:: WHAT IS REQUIRED ::
Write the listing below out again exactly, dropping the images.
* Begin *
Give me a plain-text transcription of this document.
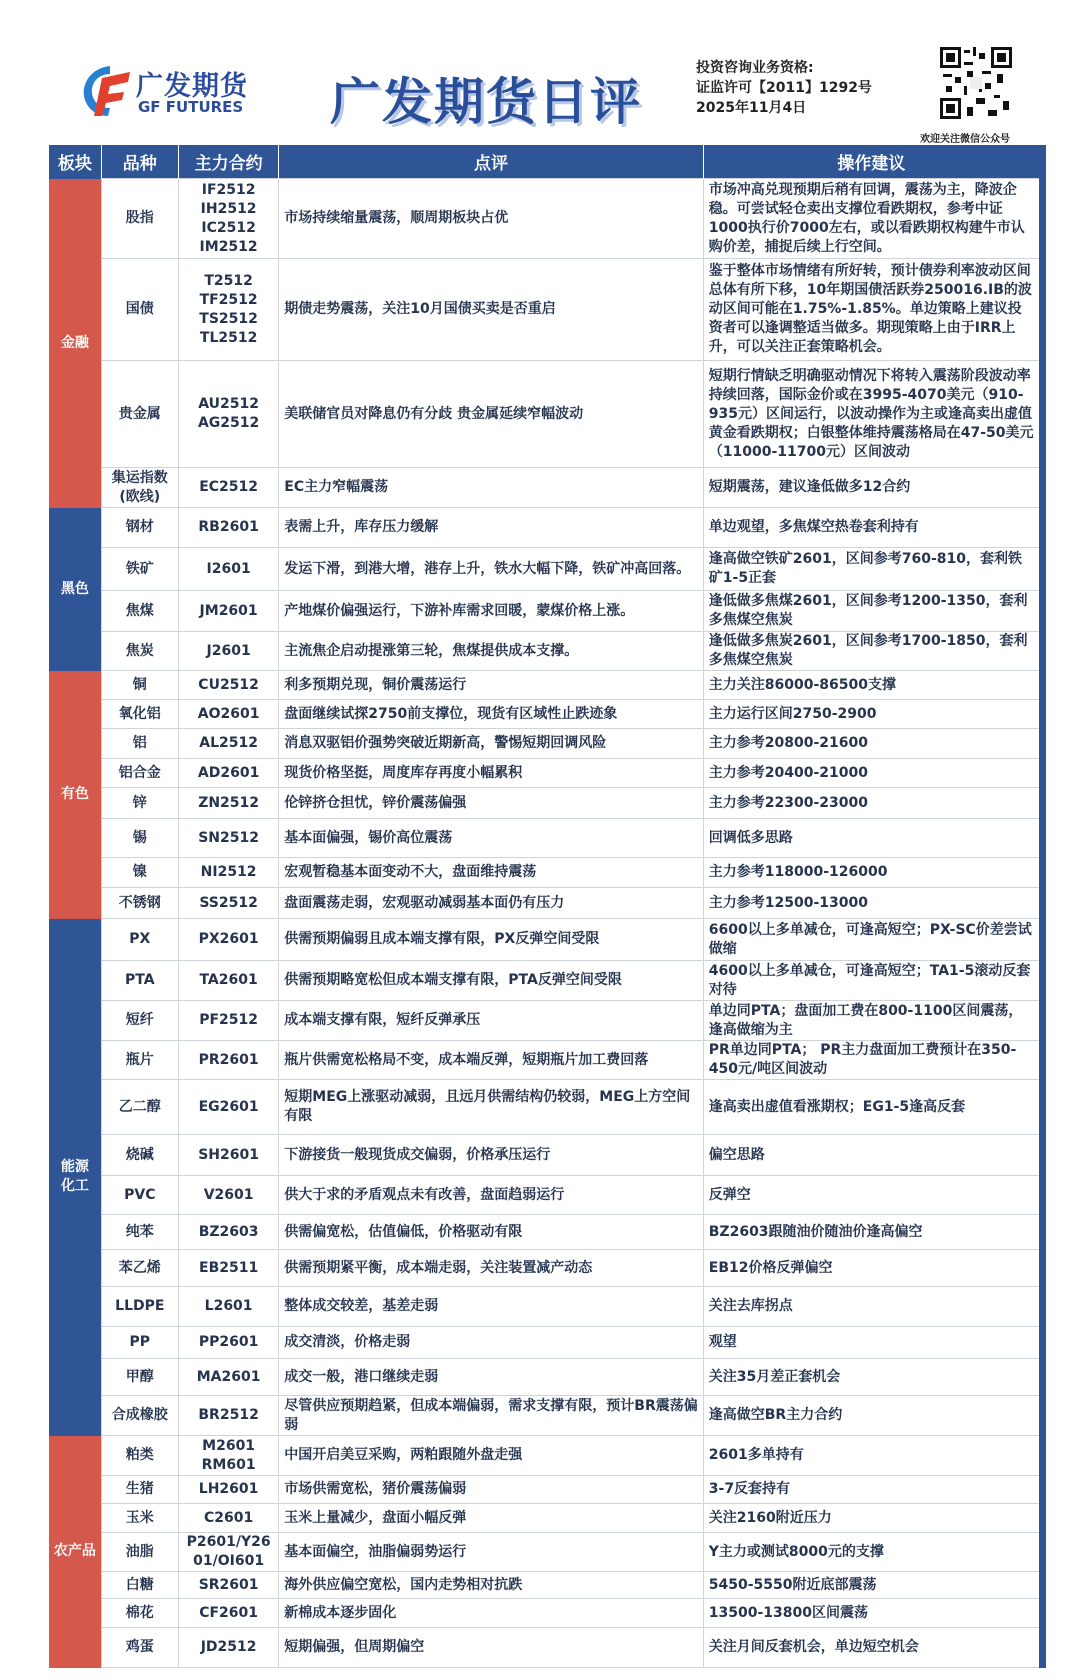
广发期货
GF FUTURES 广发期货日评
投资咨询业务资格:
证监许可【2011】1292号
2025年11月4日
欢迎关注微信公众号
板块	品种	主力合约	点评	操作建议
金融	股指	IF2512
IH2512
IC2512
IM2512	市场持续缩量震荡，顺周期板块占优	市场冲高兑现预期后稍有回调，震荡为主，降波企稳。可尝试轻仓卖出支撑位看跌期权，参考中证1000执行价7000左右，或以看跌期权构建牛市认购价差，捕捉后续上行空间。
	国债	T2512
TF2512
TS2512
TL2512	期债走势震荡，关注10月国债买卖是否重启	鉴于整体市场情绪有所好转，预计债券利率波动区间总体有所下移，10年期国债活跃券250016.IB的波动区间可能在1.75%-1.85%。单边策略上建议投资者可以逢调整适当做多。期现策略上由于IRR上升，可以关注正套策略机会。
	贵金属	AU2512
AG2512	美联储官员对降息仍有分歧 贵金属延续窄幅波动	短期行情缺乏明确驱动情况下将转入震荡阶段波动率持续回落，国际金价或在3995-4070美元（910-935元）区间运行，以波动操作为主或逢高卖出虚值黄金看跌期权；白银整体维持震荡格局在47-50美元（11000-11700元）区间波动
	集运指数
(欧线)	EC2512	EC主力窄幅震荡	短期震荡，建议逢低做多12合约
黑色	钢材	RB2601	表需上升，库存压力缓解	单边观望，多焦煤空热卷套利持有
	铁矿	I2601	发运下滑，到港大增，港存上升，铁水大幅下降，铁矿冲高回落。	逢高做空铁矿2601，区间参考760-810，套利铁矿1-5正套
	焦煤	JM2601	产地煤价偏强运行，下游补库需求回暖，蒙煤价格上涨。	逢低做多焦煤2601，区间参考1200-1350，套利多焦煤空焦炭
	焦炭	J2601	主流焦企启动提涨第三轮，焦煤提供成本支撑。	逢低做多焦炭2601，区间参考1700-1850，套利多焦煤空焦炭
有色	铜	CU2512	利多预期兑现，铜价震荡运行	主力关注86000-86500支撑
	氧化铝	AO2601	盘面继续试探2750前支撑位，现货有区域性止跌迹象	主力运行区间2750-2900
	铝	AL2512	消息双驱铝价强势突破近期新高，警惕短期回调风险	主力参考20800-21600
	铝合金	AD2601	现货价格坚挺，周度库存再度小幅累积	主力参考20400-21000
	锌	ZN2512	伦锌挤仓担忧，锌价震荡偏强	主力参考22300-23000
	锡	SN2512	基本面偏强，锡价高位震荡	回调低多思路
	镍	NI2512	宏观暂稳基本面变动不大，盘面维持震荡	主力参考118000-126000
	不锈钢	SS2512	盘面震荡走弱，宏观驱动减弱基本面仍有压力	主力参考12500-13000
能源
化工	PX	PX2601	供需预期偏弱且成本端支撑有限，PX反弹空间受限	6600以上多单减仓，可逢高短空；PX-SC价差尝试做缩
	PTA	TA2601	供需预期略宽松但成本端支撑有限，PTA反弹空间受限	4600以上多单减仓，可逢高短空；TA1-5滚动反套对待
	短纤	PF2512	成本端支撑有限，短纤反弹承压	单边同PTA；盘面加工费在800-1100区间震荡，逢高做缩为主
	瓶片	PR2601	瓶片供需宽松格局不变，成本端反弹，短期瓶片加工费回落	PR单边同PTA； PR主力盘面加工费预计在350-450元/吨区间波动
	乙二醇	EG2601	短期MEG上涨驱动减弱，且远月供需结构仍较弱，MEG上方空间有限	逢高卖出虚值看涨期权；EG1-5逢高反套
	烧碱	SH2601	下游接货一般现货成交偏弱，价格承压运行	偏空思路
	PVC	V2601	供大于求的矛盾观点未有改善，盘面趋弱运行	反弹空
	纯苯	BZ2603	供需偏宽松，估值偏低，价格驱动有限	BZ2603跟随油价随油价逢高偏空
	苯乙烯	EB2511	供需预期紧平衡，成本端走弱，关注装置减产动态	EB12价格反弹偏空
	LLDPE	L2601	整体成交较差，基差走弱	关注去库拐点
	PP	PP2601	成交清淡，价格走弱	观望
	甲醇	MA2601	成交一般，港口继续走弱	关注35月差正套机会
	合成橡胶	BR2512	尽管供应预期趋紧，但成本端偏弱，需求支撑有限，预计BR震荡偏弱	逢高做空BR主力合约
农产品	粕类	M2601
RM601	中国开启美豆采购，两粕跟随外盘走强	2601多单持有
	生猪	LH2601	市场供需宽松，猪价震荡偏弱	3-7反套持有
	玉米	C2601	玉米上量减少，盘面小幅反弹	关注2160附近压力
	油脂	P2601/Y26
01/OI601	基本面偏空，油脂偏弱势运行	Y主力或测试8000元的支撑
	白糖	SR2601	海外供应偏空宽松，国内走势相对抗跌	5450-5550附近底部震荡
	棉花	CF2601	新棉成本逐步固化	13500-13800区间震荡
	鸡蛋	JD2512	短期偏强，但周期偏空	关注月间反套机会，单边短空机会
* End *
:: THE REPLY ::
Give me a plain-text transcription of this document.
广发期货
GF FUTURES 广发期货日评
投资咨询业务资格:
证监许可【2011】1292号
2025年11月4日
欢迎关注微信公众号
板块	品种	主力合约	点评	操作建议
金融	股指	IF2512
IH2512
IC2512
IM2512	市场持续缩量震荡，顺周期板块占优	市场冲高兑现预期后稍有回调，震荡为主，降波企稳。可尝试轻仓卖出支撑位看跌期权，参考中证1000执行价7000左右，或以看跌期权构建牛市认购价差，捕捉后续上行空间。
	国债	T2512
TF2512
TS2512
TL2512	期债走势震荡，关注10月国债买卖是否重启	鉴于整体市场情绪有所好转，预计债券利率波动区间总体有所下移，10年期国债活跃券250016.IB的波动区间可能在1.75%-1.85%。单边策略上建议投资者可以逢调整适当做多。期现策略上由于IRR上升，可以关注正套策略机会。
	贵金属	AU2512
AG2512	美联储官员对降息仍有分歧 贵金属延续窄幅波动	短期行情缺乏明确驱动情况下将转入震荡阶段波动率持续回落，国际金价或在3995-4070美元（910-935元）区间运行，以波动操作为主或逢高卖出虚值黄金看跌期权；白银整体维持震荡格局在47-50美元（11000-11700元）区间波动
	集运指数
(欧线)	EC2512	EC主力窄幅震荡	短期震荡，建议逢低做多12合约
黑色	钢材	RB2601	表需上升，库存压力缓解	单边观望，多焦煤空热卷套利持有
	铁矿	I2601	发运下滑，到港大增，港存上升，铁水大幅下降，铁矿冲高回落。	逢高做空铁矿2601，区间参考760-810，套利铁矿1-5正套
	焦煤	JM2601	产地煤价偏强运行，下游补库需求回暖，蒙煤价格上涨。	逢低做多焦煤2601，区间参考1200-1350，套利多焦煤空焦炭
	焦炭	J2601	主流焦企启动提涨第三轮，焦煤提供成本支撑。	逢低做多焦炭2601，区间参考1700-1850，套利多焦煤空焦炭
有色	铜	CU2512	利多预期兑现，铜价震荡运行	主力关注86000-86500支撑
	氧化铝	AO2601	盘面继续试探2750前支撑位，现货有区域性止跌迹象	主力运行区间2750-2900
	铝	AL2512	消息双驱铝价强势突破近期新高，警惕短期回调风险	主力参考20800-21600
	铝合金	AD2601	现货价格坚挺，周度库存再度小幅累积	主力参考20400-21000
	锌	ZN2512	伦锌挤仓担忧，锌价震荡偏强	主力参考22300-23000
	锡	SN2512	基本面偏强，锡价高位震荡	回调低多思路
	镍	NI2512	宏观暂稳基本面变动不大，盘面维持震荡	主力参考118000-126000
	不锈钢	SS2512	盘面震荡走弱，宏观驱动减弱基本面仍有压力	主力参考12500-13000
能源
化工	PX	PX2601	供需预期偏弱且成本端支撑有限，PX反弹空间受限	6600以上多单减仓，可逢高短空；PX-SC价差尝试做缩
	PTA	TA2601	供需预期略宽松但成本端支撑有限，PTA反弹空间受限	4600以上多单减仓，可逢高短空；TA1-5滚动反套对待
	短纤	PF2512	成本端支撑有限，短纤反弹承压	单边同PTA；盘面加工费在800-1100区间震荡，逢高做缩为主
	瓶片	PR2601	瓶片供需宽松格局不变，成本端反弹，短期瓶片加工费回落	PR单边同PTA； PR主力盘面加工费预计在350-450元/吨区间波动
	乙二醇	EG2601	短期MEG上涨驱动减弱，且远月供需结构仍较弱，MEG上方空间有限	逢高卖出虚值看涨期权；EG1-5逢高反套
	烧碱	SH2601	下游接货一般现货成交偏弱，价格承压运行	偏空思路
	PVC	V2601	供大于求的矛盾观点未有改善，盘面趋弱运行	反弹空
	纯苯	BZ2603	供需偏宽松，估值偏低，价格驱动有限	BZ2603跟随油价随油价逢高偏空
	苯乙烯	EB2511	供需预期紧平衡，成本端走弱，关注装置减产动态	EB12价格反弹偏空
	LLDPE	L2601	整体成交较差，基差走弱	关注去库拐点
	PP	PP2601	成交清淡，价格走弱	观望
	甲醇	MA2601	成交一般，港口继续走弱	关注35月差正套机会
	合成橡胶	BR2512	尽管供应预期趋紧，但成本端偏弱，需求支撑有限，预计BR震荡偏弱	逢高做空BR主力合约
农产品	粕类	M2601
RM601	中国开启美豆采购，两粕跟随外盘走强	2601多单持有
	生猪	LH2601	市场供需宽松，猪价震荡偏弱	3-7反套持有
	玉米	C2601	玉米上量减少，盘面小幅反弹	关注2160附近压力
	油脂	P2601/Y26
01/OI601	基本面偏空，油脂偏弱势运行	Y主力或测试8000元的支撑
	白糖	SR2601	海外供应偏空宽松，国内走势相对抗跌	5450-5550附近底部震荡
	棉花	CF2601	新棉成本逐步固化	13500-13800区间震荡
	鸡蛋	JD2512	短期偏强，但周期偏空	关注月间反套机会，单边短空机会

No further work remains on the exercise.